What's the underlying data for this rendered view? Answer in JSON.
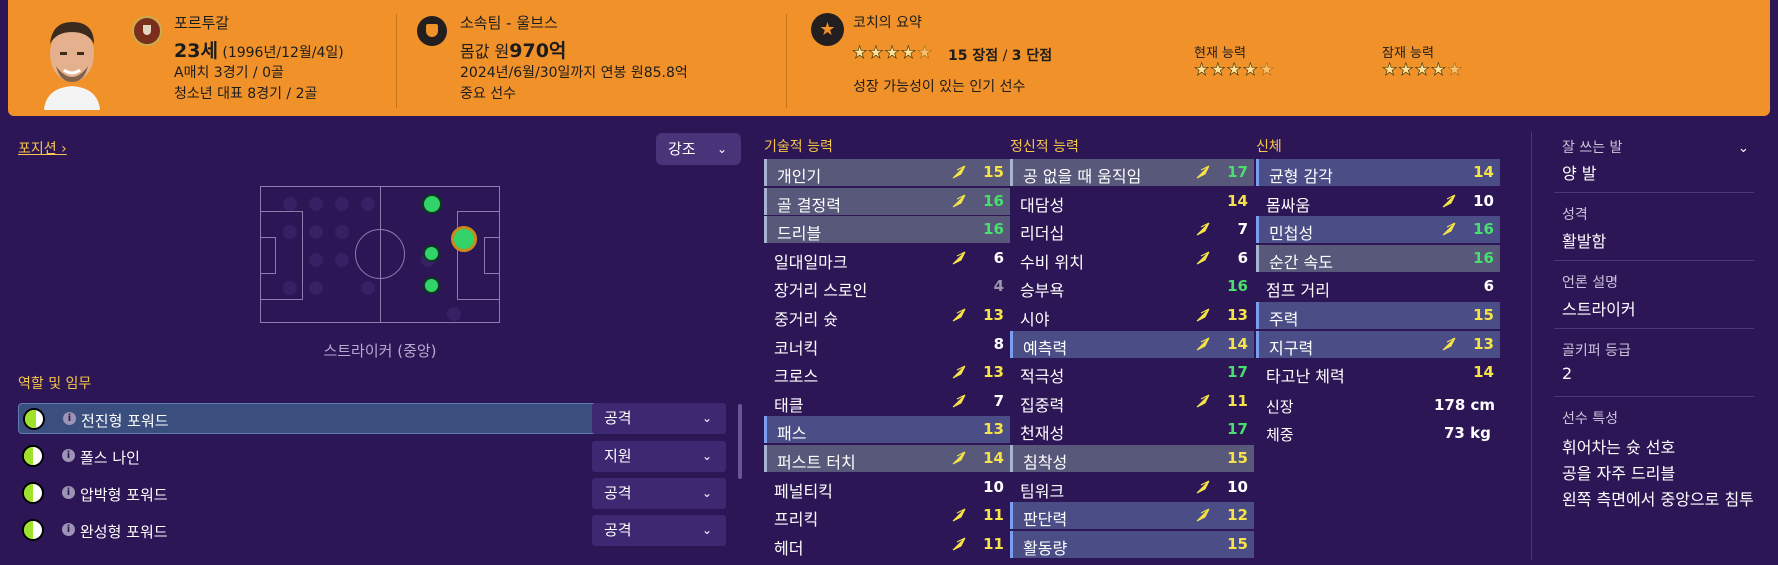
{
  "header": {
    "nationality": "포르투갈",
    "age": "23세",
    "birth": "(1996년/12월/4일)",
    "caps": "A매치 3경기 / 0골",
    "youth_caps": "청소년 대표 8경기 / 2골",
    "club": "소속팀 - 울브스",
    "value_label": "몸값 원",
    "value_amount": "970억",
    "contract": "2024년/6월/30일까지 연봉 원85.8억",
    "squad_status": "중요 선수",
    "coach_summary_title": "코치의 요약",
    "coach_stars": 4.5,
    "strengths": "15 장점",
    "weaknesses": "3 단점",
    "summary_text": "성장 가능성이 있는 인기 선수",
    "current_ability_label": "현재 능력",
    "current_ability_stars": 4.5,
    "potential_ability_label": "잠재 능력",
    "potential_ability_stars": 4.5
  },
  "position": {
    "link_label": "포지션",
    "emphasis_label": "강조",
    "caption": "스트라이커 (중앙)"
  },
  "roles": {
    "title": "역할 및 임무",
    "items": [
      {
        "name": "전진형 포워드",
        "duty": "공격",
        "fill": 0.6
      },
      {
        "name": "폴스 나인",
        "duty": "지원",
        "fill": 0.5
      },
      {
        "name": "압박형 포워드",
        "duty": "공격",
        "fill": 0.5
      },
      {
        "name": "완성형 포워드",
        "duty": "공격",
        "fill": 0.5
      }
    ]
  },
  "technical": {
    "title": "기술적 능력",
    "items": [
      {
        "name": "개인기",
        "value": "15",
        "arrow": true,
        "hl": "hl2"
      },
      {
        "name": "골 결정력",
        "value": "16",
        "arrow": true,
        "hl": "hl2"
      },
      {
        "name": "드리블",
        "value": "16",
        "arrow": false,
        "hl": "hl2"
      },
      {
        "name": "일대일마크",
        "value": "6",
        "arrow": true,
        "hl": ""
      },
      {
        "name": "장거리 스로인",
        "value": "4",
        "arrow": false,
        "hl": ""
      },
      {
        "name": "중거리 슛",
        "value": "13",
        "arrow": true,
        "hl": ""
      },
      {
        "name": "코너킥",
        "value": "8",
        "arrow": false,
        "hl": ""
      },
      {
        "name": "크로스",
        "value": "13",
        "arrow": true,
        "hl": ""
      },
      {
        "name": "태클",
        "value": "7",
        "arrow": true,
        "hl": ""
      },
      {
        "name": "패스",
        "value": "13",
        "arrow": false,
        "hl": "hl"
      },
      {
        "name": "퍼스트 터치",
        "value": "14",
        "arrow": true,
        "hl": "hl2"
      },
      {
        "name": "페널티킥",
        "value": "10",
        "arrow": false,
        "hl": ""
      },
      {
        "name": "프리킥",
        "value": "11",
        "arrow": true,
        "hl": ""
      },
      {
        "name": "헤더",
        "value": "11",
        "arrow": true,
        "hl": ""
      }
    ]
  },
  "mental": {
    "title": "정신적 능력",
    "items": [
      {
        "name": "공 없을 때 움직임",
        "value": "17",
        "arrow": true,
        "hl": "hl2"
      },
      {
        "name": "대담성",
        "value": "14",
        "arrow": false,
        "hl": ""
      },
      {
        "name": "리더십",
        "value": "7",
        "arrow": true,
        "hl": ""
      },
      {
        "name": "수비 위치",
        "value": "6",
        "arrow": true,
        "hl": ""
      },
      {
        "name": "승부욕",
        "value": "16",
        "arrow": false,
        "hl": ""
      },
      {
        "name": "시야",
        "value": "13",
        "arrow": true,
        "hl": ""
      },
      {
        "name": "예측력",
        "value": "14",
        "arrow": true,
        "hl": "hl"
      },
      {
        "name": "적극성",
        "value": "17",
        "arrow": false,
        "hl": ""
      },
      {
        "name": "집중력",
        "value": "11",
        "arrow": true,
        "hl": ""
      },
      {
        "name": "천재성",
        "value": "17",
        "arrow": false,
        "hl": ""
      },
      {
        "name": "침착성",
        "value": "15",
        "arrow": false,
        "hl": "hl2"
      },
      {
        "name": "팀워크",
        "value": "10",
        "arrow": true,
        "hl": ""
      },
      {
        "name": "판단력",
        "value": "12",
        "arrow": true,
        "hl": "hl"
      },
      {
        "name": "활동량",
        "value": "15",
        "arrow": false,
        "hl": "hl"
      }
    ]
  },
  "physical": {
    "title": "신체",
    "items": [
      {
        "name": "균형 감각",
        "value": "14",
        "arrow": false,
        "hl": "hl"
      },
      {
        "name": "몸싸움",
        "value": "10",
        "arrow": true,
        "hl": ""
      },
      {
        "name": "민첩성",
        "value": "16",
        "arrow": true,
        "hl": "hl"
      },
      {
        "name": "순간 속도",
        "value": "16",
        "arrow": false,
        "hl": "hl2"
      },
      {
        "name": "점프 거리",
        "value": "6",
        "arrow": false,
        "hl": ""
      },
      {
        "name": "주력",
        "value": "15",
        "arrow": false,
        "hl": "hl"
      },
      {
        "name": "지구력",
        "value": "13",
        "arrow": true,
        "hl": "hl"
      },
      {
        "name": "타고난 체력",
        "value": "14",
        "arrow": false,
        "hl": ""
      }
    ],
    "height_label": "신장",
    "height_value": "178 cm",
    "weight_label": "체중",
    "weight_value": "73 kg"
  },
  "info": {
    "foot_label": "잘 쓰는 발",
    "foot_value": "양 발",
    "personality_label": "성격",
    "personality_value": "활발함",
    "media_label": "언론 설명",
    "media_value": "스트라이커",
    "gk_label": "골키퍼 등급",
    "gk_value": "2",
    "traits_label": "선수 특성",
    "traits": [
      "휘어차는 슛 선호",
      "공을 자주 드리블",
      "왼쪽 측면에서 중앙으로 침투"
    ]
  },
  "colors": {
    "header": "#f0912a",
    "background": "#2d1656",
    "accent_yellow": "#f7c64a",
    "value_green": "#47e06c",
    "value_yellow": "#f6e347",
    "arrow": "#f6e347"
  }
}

...

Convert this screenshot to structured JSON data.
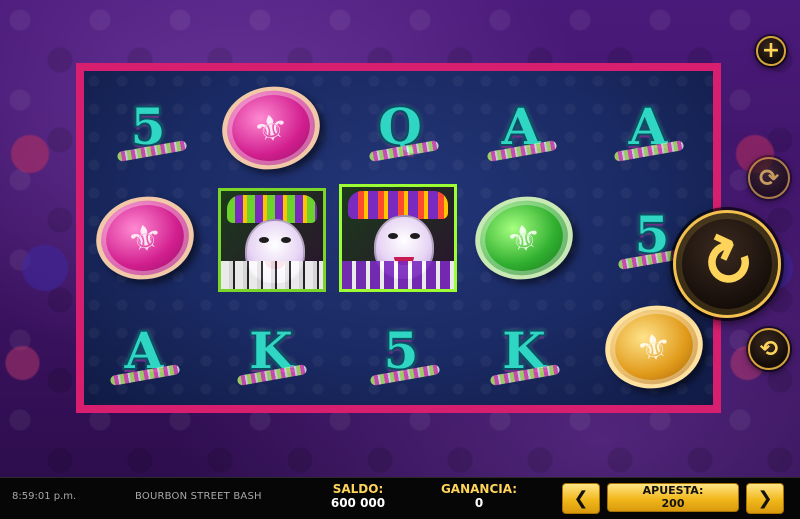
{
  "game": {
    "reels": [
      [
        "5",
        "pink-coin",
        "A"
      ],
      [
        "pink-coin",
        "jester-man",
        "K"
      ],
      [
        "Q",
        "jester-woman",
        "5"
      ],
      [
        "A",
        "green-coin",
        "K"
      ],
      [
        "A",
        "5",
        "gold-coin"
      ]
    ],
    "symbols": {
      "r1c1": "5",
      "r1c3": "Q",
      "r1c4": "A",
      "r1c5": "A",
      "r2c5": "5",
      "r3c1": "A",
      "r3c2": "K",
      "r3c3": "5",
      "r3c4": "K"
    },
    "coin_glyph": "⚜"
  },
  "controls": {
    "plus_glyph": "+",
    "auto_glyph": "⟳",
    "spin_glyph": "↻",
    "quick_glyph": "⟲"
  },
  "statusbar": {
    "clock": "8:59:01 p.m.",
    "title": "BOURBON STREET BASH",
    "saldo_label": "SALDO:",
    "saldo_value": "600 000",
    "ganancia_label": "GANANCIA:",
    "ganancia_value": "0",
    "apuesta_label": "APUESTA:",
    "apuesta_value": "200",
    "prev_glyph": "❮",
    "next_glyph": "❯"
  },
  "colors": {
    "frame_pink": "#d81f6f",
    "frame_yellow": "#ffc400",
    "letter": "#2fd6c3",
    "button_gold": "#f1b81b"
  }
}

*REQUIREMENT*
Your task is to gather every line with the word "this" and copy it.

*RESPONSE TO THE EXERCISE*
What's the underlying data for this rendered view? Answer in JSON.
Convert this screenshot to structured JSON data.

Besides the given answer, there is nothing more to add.